§ Goal:
Restate the material word for word and leave out anything that is a picture.

§ Dataset entries:
☆ ☆ ☆ ☆ ☆ ☆ ☆

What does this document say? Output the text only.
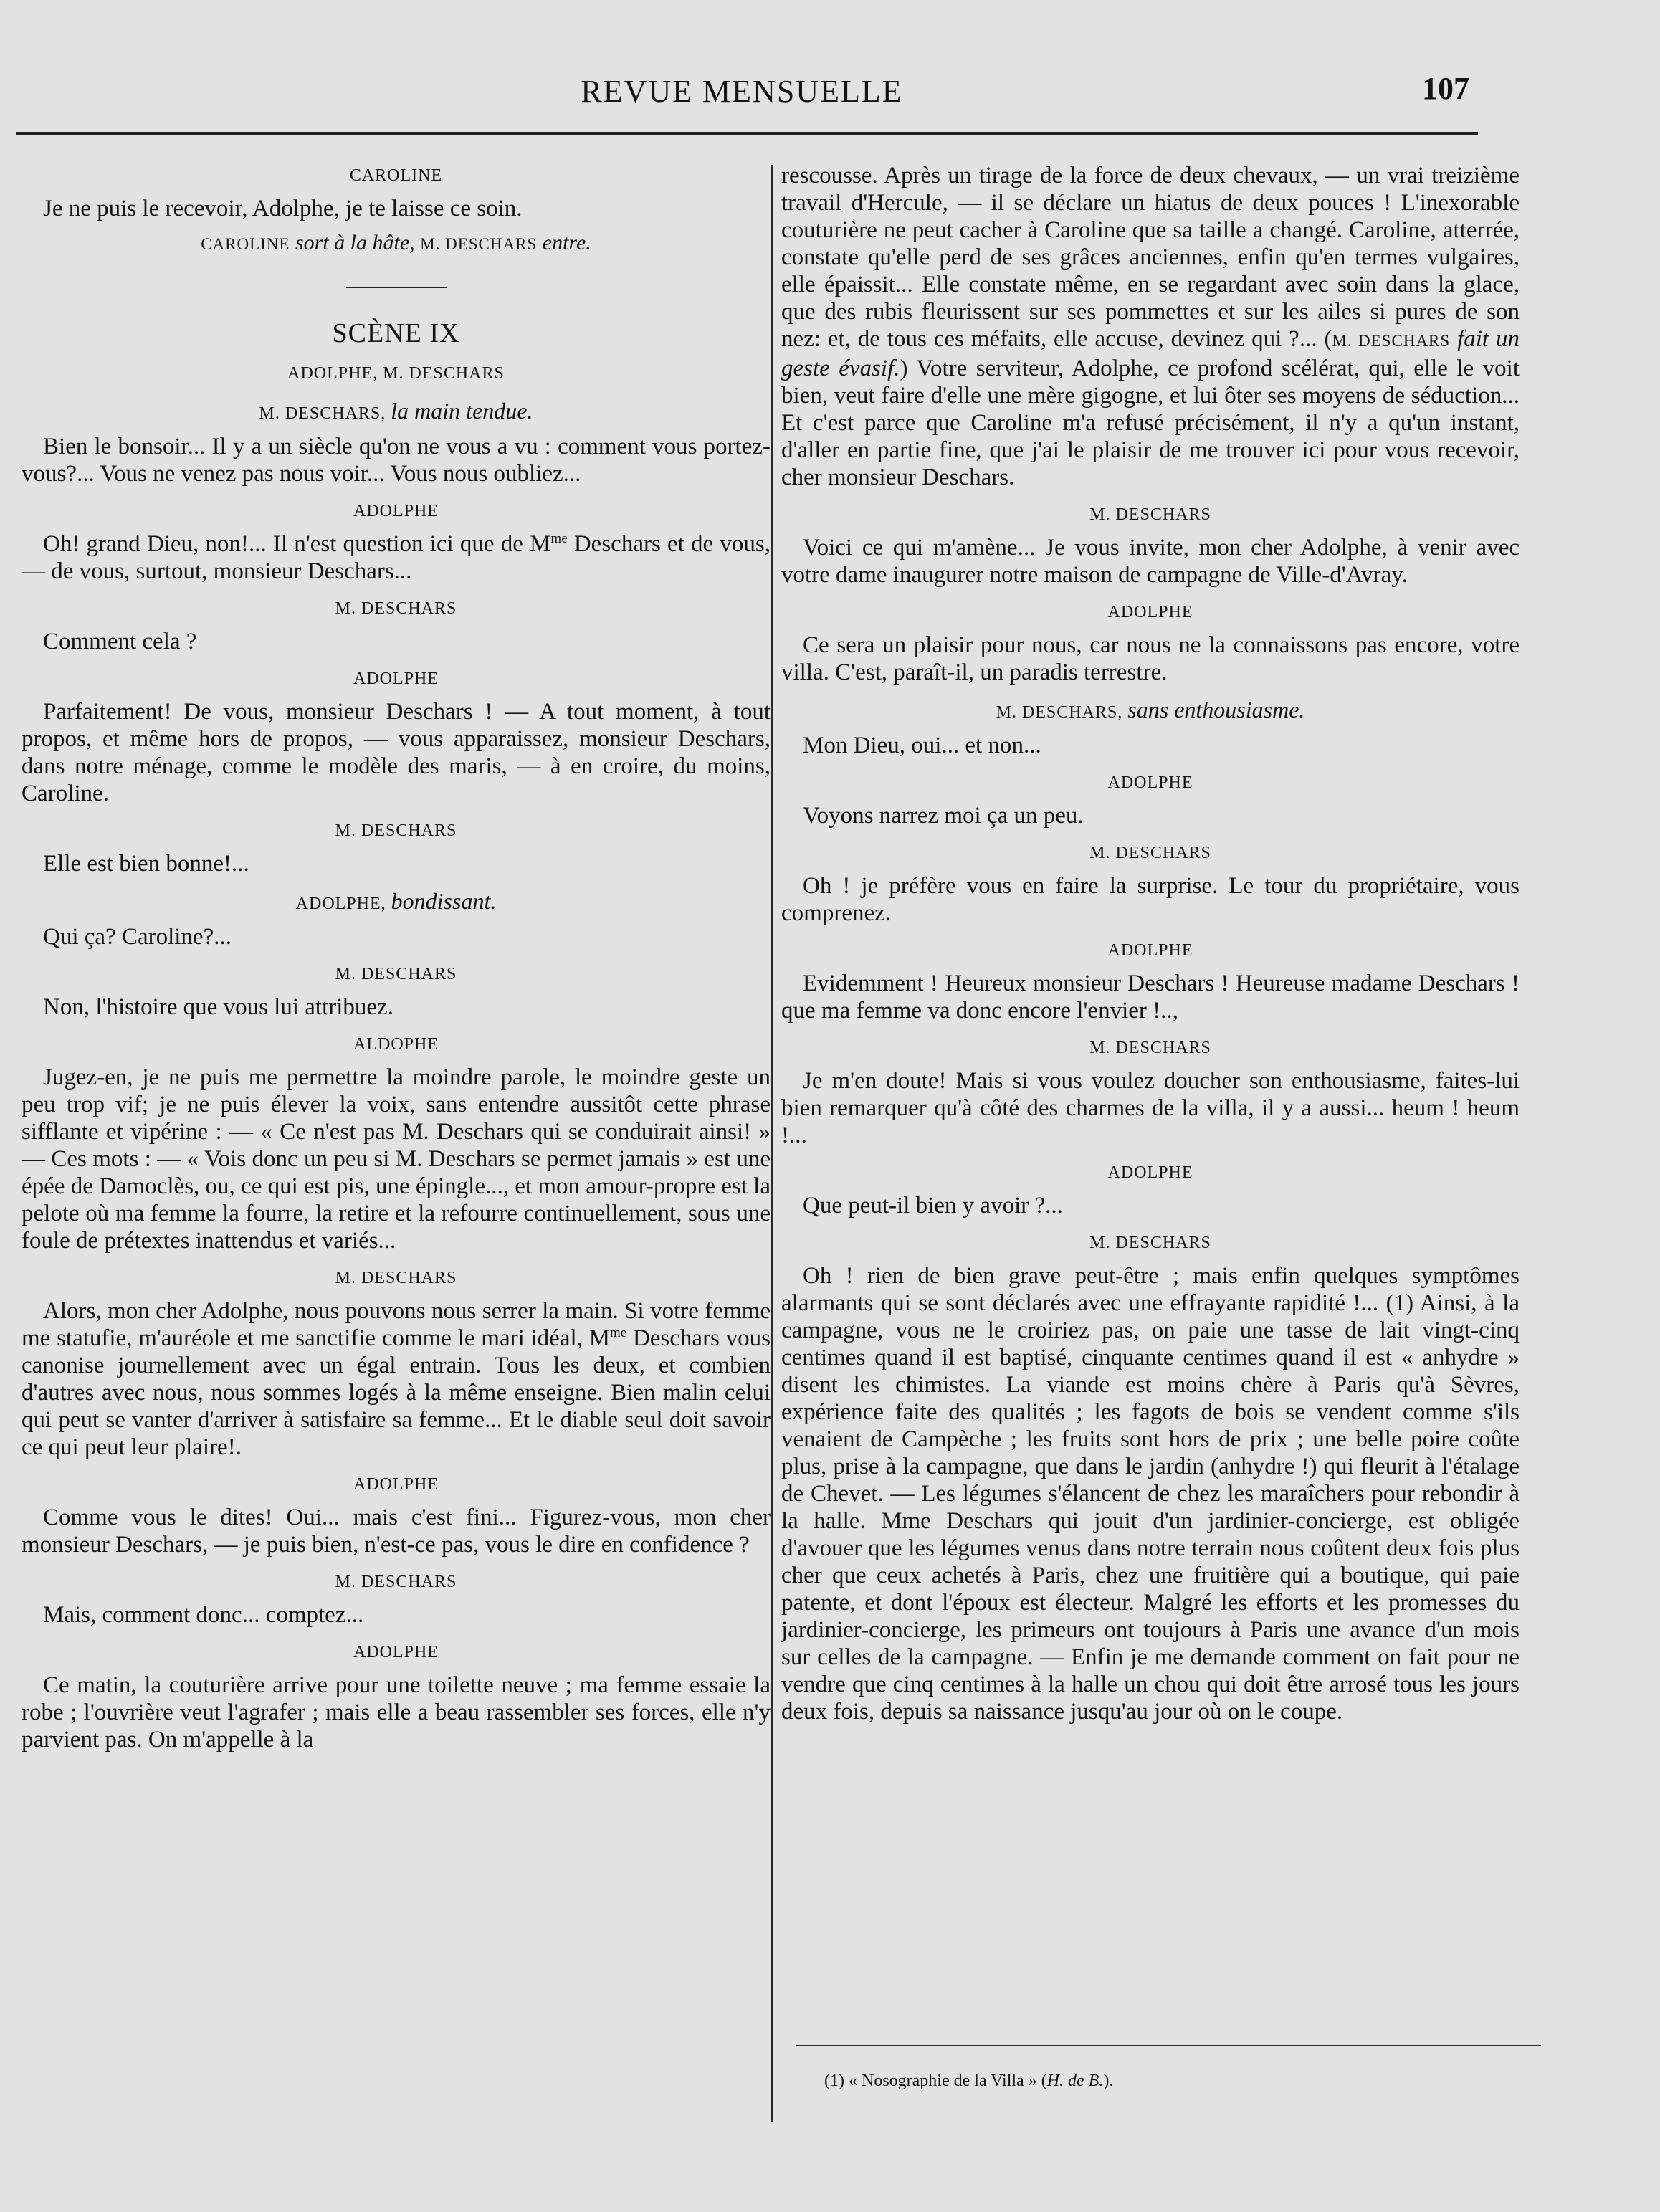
REVUE MENSUELLE	107
CAROLINE

Je ne puis le recevoir, Adolphe, je te laisse ce soin.

CAROLINE sort à la hâte, M. DESCHARS entre.
SCÈNE IX
ADOLPHE, M. DESCHARS
M. DESCHARS, la main tendue.

Bien le bonsoir... Il y a un siècle qu'on ne vous a vu : comment vous portez-vous?... Vous ne venez pas nous voir... Vous nous oubliez...

ADOLPHE

Oh! grand Dieu, non!... Il n'est question ici que de $M^{me}$ Deschars et de vous, — de vous, surtout, monsieur Deschars...

M. DESCHARS

Comment cela ?

ADOLPHE

Parfaitement! De vous, monsieur Deschars ! — A tout moment, à tout propos, et même hors de propos, — vous apparaissez, monsieur Deschars, dans notre ménage, comme le modèle des maris, — à en croire, du moins, Caroline.

M. DESCHARS

Elle est bien bonne!...

ADOLPHE, bondissant.

Qui ça? Caroline?...

M. DESCHARS

Non, l'histoire que vous lui attribuez.

ALDOPHE

Jugez-en, je ne puis me permettre la moindre parole, le moindre geste un peu trop vif; je ne puis élever la voix, sans entendre aussitôt cette phrase sifflante et vipérine : — « Ce n'est pas M. Deschars qui se conduirait ainsi! » — Ces mots : — « Vois donc un peu si M. Deschars se permet jamais » est une épée de Damoclès, ou, ce qui est pis, une épingle..., et mon amour-propre est la pelote où ma femme la fourre, la retire et la refourre continuellement, sous une foule de prétextes inattendus et variés...

M. DESCHARS

Alors, mon cher Adolphe, nous pouvons nous serrer la main. Si votre femme me statufie, m'auréole et me sanctifie comme le mari idéal, $M^{me}$ Deschars vous canonise journellement avec un égal entrain. Tous les deux, et combien d'autres avec nous, nous sommes logés à la même enseigne. Bien malin celui qui peut se vanter d'arriver à satisfaire sa femme... Et le diable seul doit savoir ce qui peut leur plaire!.

ADOLPHE

Comme vous le dites! Oui... mais c'est fini... Figurez-vous, mon cher monsieur Deschars, — je puis bien, n'est-ce pas, vous le dire en confidence ?

M. DESCHARS

Mais, comment donc... comptez...

ADOLPHE

Ce matin, la couturière arrive pour une toilette neuve ; ma femme essaie la robe ; l'ouvrière veut l'agrafer ; mais elle a beau rassembler ses forces, elle n'y parvient pas. On m'appelle à la

rescousse. Après un tirage de la force de deux chevaux, — un vrai treizième travail d'Hercule, — il se déclare un hiatus de deux pouces ! L'inexorable couturière ne peut cacher à Caroline que sa taille a changé. Caroline, atterrée, constate qu'elle perd de ses grâces anciennes, enfin qu'en termes vulgaires, elle épaissit... Elle constate même, en se regardant avec soin dans la glace, que des rubis fleurissent sur ses pommettes et sur les ailes si pures de son nez: et, de tous ces méfaits, elle accuse, devinez qui ?... (M. DESCHARS fait un geste évasif.) Votre serviteur, Adolphe, ce profond scélérat, qui, elle le voit bien, veut faire d'elle une mère gigogne, et lui ôter ses moyens de séduction... Et c'est parce que Caroline m'a refusé précisément, il n'y a qu'un instant, d'aller en partie fine, que j'ai le plaisir de me trouver ici pour vous recevoir, cher monsieur Deschars.

M. DESCHARS

Voici ce qui m'amène... Je vous invite, mon cher Adolphe, à venir avec votre dame inaugurer notre maison de campagne de Ville-d'Avray.

ADOLPHE

Ce sera un plaisir pour nous, car nous ne la connaissons pas encore, votre villa. C'est, paraît-il, un paradis terrestre.

M. DESCHARS, sans enthousiasme.

Mon Dieu, oui... et non...

ADOLPHE

Voyons narrez moi ça un peu.

M. DESCHARS

Oh ! je préfère vous en faire la surprise. Le tour du propriétaire, vous comprenez.

ADOLPHE

Evidemment ! Heureux monsieur Deschars ! Heureuse madame Deschars ! que ma femme va donc encore l'envier !..,

M. DESCHARS

Je m'en doute! Mais si vous voulez doucher son enthousiasme, faites-lui bien remarquer qu'à côté des charmes de la villa, il y a aussi... heum ! heum !...

ADOLPHE

Que peut-il bien y avoir ?...

M. DESCHARS

Oh ! rien de bien grave peut-être ; mais enfin quelques symptômes alarmants qui se sont déclarés avec une effrayante rapidité !... (1) Ainsi, à la campagne, vous ne le croiriez pas, on paie une tasse de lait vingt-cinq centimes quand il est baptisé, cinquante centimes quand il est « anhydre » disent les chimistes. La viande est moins chère à Paris qu'à Sèvres, expérience faite des qualités ; les fagots de bois se vendent comme s'ils venaient de Campèche ; les fruits sont hors de prix ; une belle poire coûte plus, prise à la campagne, que dans le jardin (anhydre !) qui fleurit à l'étalage de Chevet. — Les légumes s'élancent de chez les maraîchers pour rebondir à la halle. Mme Deschars qui jouit d'un jardinier-concierge, est obligée d'avouer que les légumes venus dans notre terrain nous coûtent deux fois plus cher que ceux achetés à Paris, chez une fruitière qui a boutique, qui paie patente, et dont l'époux est électeur. Malgré les efforts et les promesses du jardinier-concierge, les primeurs ont toujours à Paris une avance d'un mois sur celles de la campagne. — Enfin je me demande comment on fait pour ne vendre que cinq centimes à la halle un chou qui doit être arrosé tous les jours deux fois, depuis sa naissance jusqu'au jour où on le coupe.

(1) « Nosographie de la Villa » (H. de B.).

☆ ☆ ☆ ☆ ☆ ☆ ☆

§ Written response:
What does this document say? Output the text only.
REVUE MENSUELLE	107
CAROLINE

Je ne puis le recevoir, Adolphe, je te laisse ce soin.

CAROLINE sort à la hâte, M. DESCHARS entre.
SCÈNE IX
ADOLPHE, M. DESCHARS
M. DESCHARS, la main tendue.

Bien le bonsoir... Il y a un siècle qu'on ne vous a vu : comment vous portez-vous?... Vous ne venez pas nous voir... Vous nous oubliez...

ADOLPHE

Oh! grand Dieu, non!... Il n'est question ici que de $M^{me}$ Deschars et de vous, — de vous, surtout, monsieur Deschars...

M. DESCHARS

Comment cela ?

ADOLPHE

Parfaitement! De vous, monsieur Deschars ! — A tout moment, à tout propos, et même hors de propos, — vous apparaissez, monsieur Deschars, dans notre ménage, comme le modèle des maris, — à en croire, du moins, Caroline.

M. DESCHARS

Elle est bien bonne!...

ADOLPHE, bondissant.

Qui ça? Caroline?...

M. DESCHARS

Non, l'histoire que vous lui attribuez.

ALDOPHE

Jugez-en, je ne puis me permettre la moindre parole, le moindre geste un peu trop vif; je ne puis élever la voix, sans entendre aussitôt cette phrase sifflante et vipérine : — « Ce n'est pas M. Deschars qui se conduirait ainsi! » — Ces mots : — « Vois donc un peu si M. Deschars se permet jamais » est une épée de Damoclès, ou, ce qui est pis, une épingle..., et mon amour-propre est la pelote où ma femme la fourre, la retire et la refourre continuellement, sous une foule de prétextes inattendus et variés...

M. DESCHARS

Alors, mon cher Adolphe, nous pouvons nous serrer la main. Si votre femme me statufie, m'auréole et me sanctifie comme le mari idéal, $M^{me}$ Deschars vous canonise journellement avec un égal entrain. Tous les deux, et combien d'autres avec nous, nous sommes logés à la même enseigne. Bien malin celui qui peut se vanter d'arriver à satisfaire sa femme... Et le diable seul doit savoir ce qui peut leur plaire!.

ADOLPHE

Comme vous le dites! Oui... mais c'est fini... Figurez-vous, mon cher monsieur Deschars, — je puis bien, n'est-ce pas, vous le dire en confidence ?

M. DESCHARS

Mais, comment donc... comptez...

ADOLPHE

Ce matin, la couturière arrive pour une toilette neuve ; ma femme essaie la robe ; l'ouvrière veut l'agrafer ; mais elle a beau rassembler ses forces, elle n'y parvient pas. On m'appelle à la

rescousse. Après un tirage de la force de deux chevaux, — un vrai treizième travail d'Hercule, — il se déclare un hiatus de deux pouces ! L'inexorable couturière ne peut cacher à Caroline que sa taille a changé. Caroline, atterrée, constate qu'elle perd de ses grâces anciennes, enfin qu'en termes vulgaires, elle épaissit... Elle constate même, en se regardant avec soin dans la glace, que des rubis fleurissent sur ses pommettes et sur les ailes si pures de son nez: et, de tous ces méfaits, elle accuse, devinez qui ?... (M. DESCHARS fait un geste évasif.) Votre serviteur, Adolphe, ce profond scélérat, qui, elle le voit bien, veut faire d'elle une mère gigogne, et lui ôter ses moyens de séduction... Et c'est parce que Caroline m'a refusé précisément, il n'y a qu'un instant, d'aller en partie fine, que j'ai le plaisir de me trouver ici pour vous recevoir, cher monsieur Deschars.

M. DESCHARS

Voici ce qui m'amène... Je vous invite, mon cher Adolphe, à venir avec votre dame inaugurer notre maison de campagne de Ville-d'Avray.

ADOLPHE

Ce sera un plaisir pour nous, car nous ne la connaissons pas encore, votre villa. C'est, paraît-il, un paradis terrestre.

M. DESCHARS, sans enthousiasme.

Mon Dieu, oui... et non...

ADOLPHE

Voyons narrez moi ça un peu.

M. DESCHARS

Oh ! je préfère vous en faire la surprise. Le tour du propriétaire, vous comprenez.

ADOLPHE

Evidemment ! Heureux monsieur Deschars ! Heureuse madame Deschars ! que ma femme va donc encore l'envier !..,

M. DESCHARS

Je m'en doute! Mais si vous voulez doucher son enthousiasme, faites-lui bien remarquer qu'à côté des charmes de la villa, il y a aussi... heum ! heum !...

ADOLPHE

Que peut-il bien y avoir ?...

M. DESCHARS

Oh ! rien de bien grave peut-être ; mais enfin quelques symptômes alarmants qui se sont déclarés avec une effrayante rapidité !... (1) Ainsi, à la campagne, vous ne le croiriez pas, on paie une tasse de lait vingt-cinq centimes quand il est baptisé, cinquante centimes quand il est « anhydre » disent les chimistes. La viande est moins chère à Paris qu'à Sèvres, expérience faite des qualités ; les fagots de bois se vendent comme s'ils venaient de Campèche ; les fruits sont hors de prix ; une belle poire coûte plus, prise à la campagne, que dans le jardin (anhydre !) qui fleurit à l'étalage de Chevet. — Les légumes s'élancent de chez les maraîchers pour rebondir à la halle. Mme Deschars qui jouit d'un jardinier-concierge, est obligée d'avouer que les légumes venus dans notre terrain nous coûtent deux fois plus cher que ceux achetés à Paris, chez une fruitière qui a boutique, qui paie patente, et dont l'époux est électeur. Malgré les efforts et les promesses du jardinier-concierge, les primeurs ont toujours à Paris une avance d'un mois sur celles de la campagne. — Enfin je me demande comment on fait pour ne vendre que cinq centimes à la halle un chou qui doit être arrosé tous les jours deux fois, depuis sa naissance jusqu'au jour où on le coupe.

(1) « Nosographie de la Villa » (H. de B.).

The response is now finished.